= REQUIRED WORK =
Restate the data below word for word. Skip any images it contains.

= RECORDS SUPPLIED =
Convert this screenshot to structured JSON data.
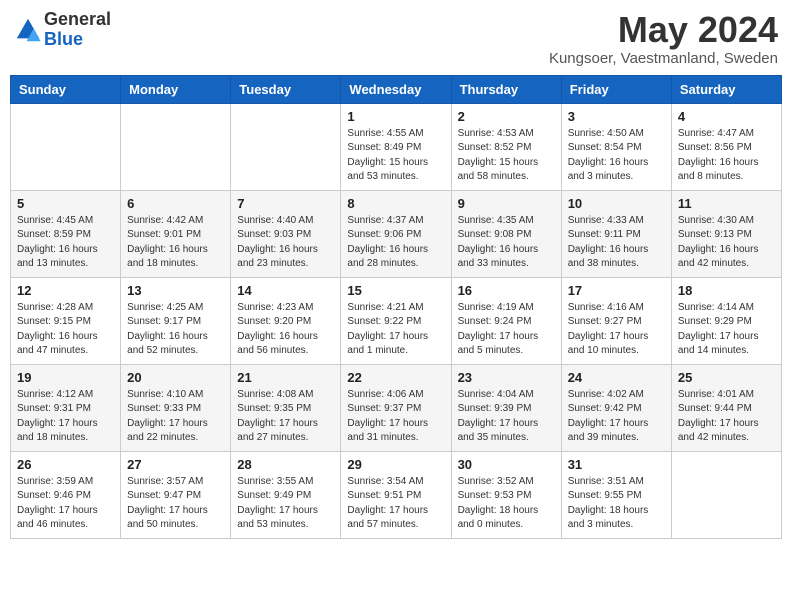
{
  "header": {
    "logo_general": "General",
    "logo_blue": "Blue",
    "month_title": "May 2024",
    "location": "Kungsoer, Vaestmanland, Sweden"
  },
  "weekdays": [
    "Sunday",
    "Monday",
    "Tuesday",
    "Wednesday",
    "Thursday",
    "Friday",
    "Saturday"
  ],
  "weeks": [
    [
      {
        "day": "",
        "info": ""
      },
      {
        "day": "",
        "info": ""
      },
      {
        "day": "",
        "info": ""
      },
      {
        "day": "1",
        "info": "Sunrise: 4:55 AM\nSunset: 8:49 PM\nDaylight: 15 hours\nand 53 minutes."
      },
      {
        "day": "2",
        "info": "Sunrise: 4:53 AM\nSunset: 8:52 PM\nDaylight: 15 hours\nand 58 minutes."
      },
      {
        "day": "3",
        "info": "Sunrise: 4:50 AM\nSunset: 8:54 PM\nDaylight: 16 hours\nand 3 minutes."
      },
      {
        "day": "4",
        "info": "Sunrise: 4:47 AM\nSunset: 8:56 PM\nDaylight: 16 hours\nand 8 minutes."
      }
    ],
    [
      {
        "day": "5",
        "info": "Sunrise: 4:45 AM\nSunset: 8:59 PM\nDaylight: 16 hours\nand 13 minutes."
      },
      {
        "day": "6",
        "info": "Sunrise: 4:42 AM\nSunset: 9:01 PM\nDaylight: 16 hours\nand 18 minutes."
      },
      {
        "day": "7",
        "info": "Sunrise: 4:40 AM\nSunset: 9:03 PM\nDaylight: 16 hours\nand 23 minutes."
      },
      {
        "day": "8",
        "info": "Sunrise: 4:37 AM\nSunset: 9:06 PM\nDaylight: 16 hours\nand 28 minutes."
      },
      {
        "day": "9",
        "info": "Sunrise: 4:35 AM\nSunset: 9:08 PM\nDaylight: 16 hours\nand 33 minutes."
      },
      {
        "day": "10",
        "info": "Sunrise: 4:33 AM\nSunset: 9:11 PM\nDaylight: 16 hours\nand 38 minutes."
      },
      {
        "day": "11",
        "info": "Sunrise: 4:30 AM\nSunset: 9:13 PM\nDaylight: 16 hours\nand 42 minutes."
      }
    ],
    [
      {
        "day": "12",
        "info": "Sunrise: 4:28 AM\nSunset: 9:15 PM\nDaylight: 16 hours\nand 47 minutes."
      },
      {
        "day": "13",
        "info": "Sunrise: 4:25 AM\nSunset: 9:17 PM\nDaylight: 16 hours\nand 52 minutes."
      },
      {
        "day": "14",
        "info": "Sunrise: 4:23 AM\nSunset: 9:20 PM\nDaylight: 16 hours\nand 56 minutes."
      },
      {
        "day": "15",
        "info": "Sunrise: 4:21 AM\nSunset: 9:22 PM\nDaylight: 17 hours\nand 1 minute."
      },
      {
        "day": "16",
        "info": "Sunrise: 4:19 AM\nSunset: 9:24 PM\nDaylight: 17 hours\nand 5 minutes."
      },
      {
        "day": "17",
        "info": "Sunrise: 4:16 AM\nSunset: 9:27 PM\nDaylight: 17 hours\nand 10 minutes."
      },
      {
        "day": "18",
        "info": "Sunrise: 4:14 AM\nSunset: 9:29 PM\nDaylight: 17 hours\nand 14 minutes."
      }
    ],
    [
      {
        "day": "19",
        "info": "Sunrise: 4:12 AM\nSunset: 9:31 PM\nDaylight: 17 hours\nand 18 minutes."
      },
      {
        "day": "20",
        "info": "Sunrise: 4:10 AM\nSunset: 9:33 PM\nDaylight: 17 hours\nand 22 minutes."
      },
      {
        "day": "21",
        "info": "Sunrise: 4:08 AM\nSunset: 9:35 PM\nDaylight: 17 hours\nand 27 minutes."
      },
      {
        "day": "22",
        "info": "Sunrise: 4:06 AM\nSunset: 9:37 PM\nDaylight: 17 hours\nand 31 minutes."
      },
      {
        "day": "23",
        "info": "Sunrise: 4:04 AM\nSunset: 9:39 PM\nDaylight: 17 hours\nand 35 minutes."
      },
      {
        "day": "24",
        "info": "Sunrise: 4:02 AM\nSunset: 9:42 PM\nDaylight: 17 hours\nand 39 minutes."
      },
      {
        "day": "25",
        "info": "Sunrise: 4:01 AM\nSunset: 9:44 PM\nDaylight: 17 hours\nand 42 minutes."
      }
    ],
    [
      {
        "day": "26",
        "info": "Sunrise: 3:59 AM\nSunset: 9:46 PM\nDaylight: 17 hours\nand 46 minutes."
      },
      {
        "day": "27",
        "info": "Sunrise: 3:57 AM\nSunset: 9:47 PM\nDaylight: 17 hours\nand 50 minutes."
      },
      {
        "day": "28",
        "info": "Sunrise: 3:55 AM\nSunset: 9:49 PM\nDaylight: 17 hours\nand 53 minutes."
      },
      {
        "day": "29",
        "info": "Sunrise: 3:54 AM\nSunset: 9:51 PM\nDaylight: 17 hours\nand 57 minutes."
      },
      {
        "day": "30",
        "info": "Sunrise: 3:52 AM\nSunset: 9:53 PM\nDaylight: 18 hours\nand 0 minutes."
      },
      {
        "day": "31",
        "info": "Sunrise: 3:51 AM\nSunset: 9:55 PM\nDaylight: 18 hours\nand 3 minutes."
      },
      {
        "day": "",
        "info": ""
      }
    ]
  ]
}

= THE RESPONSE =
Convert this screenshot to structured JSON data.
{
  "header": {
    "logo_general": "General",
    "logo_blue": "Blue",
    "month_title": "May 2024",
    "location": "Kungsoer, Vaestmanland, Sweden"
  },
  "weekdays": [
    "Sunday",
    "Monday",
    "Tuesday",
    "Wednesday",
    "Thursday",
    "Friday",
    "Saturday"
  ],
  "weeks": [
    [
      {
        "day": "",
        "info": ""
      },
      {
        "day": "",
        "info": ""
      },
      {
        "day": "",
        "info": ""
      },
      {
        "day": "1",
        "info": "Sunrise: 4:55 AM\nSunset: 8:49 PM\nDaylight: 15 hours\nand 53 minutes."
      },
      {
        "day": "2",
        "info": "Sunrise: 4:53 AM\nSunset: 8:52 PM\nDaylight: 15 hours\nand 58 minutes."
      },
      {
        "day": "3",
        "info": "Sunrise: 4:50 AM\nSunset: 8:54 PM\nDaylight: 16 hours\nand 3 minutes."
      },
      {
        "day": "4",
        "info": "Sunrise: 4:47 AM\nSunset: 8:56 PM\nDaylight: 16 hours\nand 8 minutes."
      }
    ],
    [
      {
        "day": "5",
        "info": "Sunrise: 4:45 AM\nSunset: 8:59 PM\nDaylight: 16 hours\nand 13 minutes."
      },
      {
        "day": "6",
        "info": "Sunrise: 4:42 AM\nSunset: 9:01 PM\nDaylight: 16 hours\nand 18 minutes."
      },
      {
        "day": "7",
        "info": "Sunrise: 4:40 AM\nSunset: 9:03 PM\nDaylight: 16 hours\nand 23 minutes."
      },
      {
        "day": "8",
        "info": "Sunrise: 4:37 AM\nSunset: 9:06 PM\nDaylight: 16 hours\nand 28 minutes."
      },
      {
        "day": "9",
        "info": "Sunrise: 4:35 AM\nSunset: 9:08 PM\nDaylight: 16 hours\nand 33 minutes."
      },
      {
        "day": "10",
        "info": "Sunrise: 4:33 AM\nSunset: 9:11 PM\nDaylight: 16 hours\nand 38 minutes."
      },
      {
        "day": "11",
        "info": "Sunrise: 4:30 AM\nSunset: 9:13 PM\nDaylight: 16 hours\nand 42 minutes."
      }
    ],
    [
      {
        "day": "12",
        "info": "Sunrise: 4:28 AM\nSunset: 9:15 PM\nDaylight: 16 hours\nand 47 minutes."
      },
      {
        "day": "13",
        "info": "Sunrise: 4:25 AM\nSunset: 9:17 PM\nDaylight: 16 hours\nand 52 minutes."
      },
      {
        "day": "14",
        "info": "Sunrise: 4:23 AM\nSunset: 9:20 PM\nDaylight: 16 hours\nand 56 minutes."
      },
      {
        "day": "15",
        "info": "Sunrise: 4:21 AM\nSunset: 9:22 PM\nDaylight: 17 hours\nand 1 minute."
      },
      {
        "day": "16",
        "info": "Sunrise: 4:19 AM\nSunset: 9:24 PM\nDaylight: 17 hours\nand 5 minutes."
      },
      {
        "day": "17",
        "info": "Sunrise: 4:16 AM\nSunset: 9:27 PM\nDaylight: 17 hours\nand 10 minutes."
      },
      {
        "day": "18",
        "info": "Sunrise: 4:14 AM\nSunset: 9:29 PM\nDaylight: 17 hours\nand 14 minutes."
      }
    ],
    [
      {
        "day": "19",
        "info": "Sunrise: 4:12 AM\nSunset: 9:31 PM\nDaylight: 17 hours\nand 18 minutes."
      },
      {
        "day": "20",
        "info": "Sunrise: 4:10 AM\nSunset: 9:33 PM\nDaylight: 17 hours\nand 22 minutes."
      },
      {
        "day": "21",
        "info": "Sunrise: 4:08 AM\nSunset: 9:35 PM\nDaylight: 17 hours\nand 27 minutes."
      },
      {
        "day": "22",
        "info": "Sunrise: 4:06 AM\nSunset: 9:37 PM\nDaylight: 17 hours\nand 31 minutes."
      },
      {
        "day": "23",
        "info": "Sunrise: 4:04 AM\nSunset: 9:39 PM\nDaylight: 17 hours\nand 35 minutes."
      },
      {
        "day": "24",
        "info": "Sunrise: 4:02 AM\nSunset: 9:42 PM\nDaylight: 17 hours\nand 39 minutes."
      },
      {
        "day": "25",
        "info": "Sunrise: 4:01 AM\nSunset: 9:44 PM\nDaylight: 17 hours\nand 42 minutes."
      }
    ],
    [
      {
        "day": "26",
        "info": "Sunrise: 3:59 AM\nSunset: 9:46 PM\nDaylight: 17 hours\nand 46 minutes."
      },
      {
        "day": "27",
        "info": "Sunrise: 3:57 AM\nSunset: 9:47 PM\nDaylight: 17 hours\nand 50 minutes."
      },
      {
        "day": "28",
        "info": "Sunrise: 3:55 AM\nSunset: 9:49 PM\nDaylight: 17 hours\nand 53 minutes."
      },
      {
        "day": "29",
        "info": "Sunrise: 3:54 AM\nSunset: 9:51 PM\nDaylight: 17 hours\nand 57 minutes."
      },
      {
        "day": "30",
        "info": "Sunrise: 3:52 AM\nSunset: 9:53 PM\nDaylight: 18 hours\nand 0 minutes."
      },
      {
        "day": "31",
        "info": "Sunrise: 3:51 AM\nSunset: 9:55 PM\nDaylight: 18 hours\nand 3 minutes."
      },
      {
        "day": "",
        "info": ""
      }
    ]
  ]
}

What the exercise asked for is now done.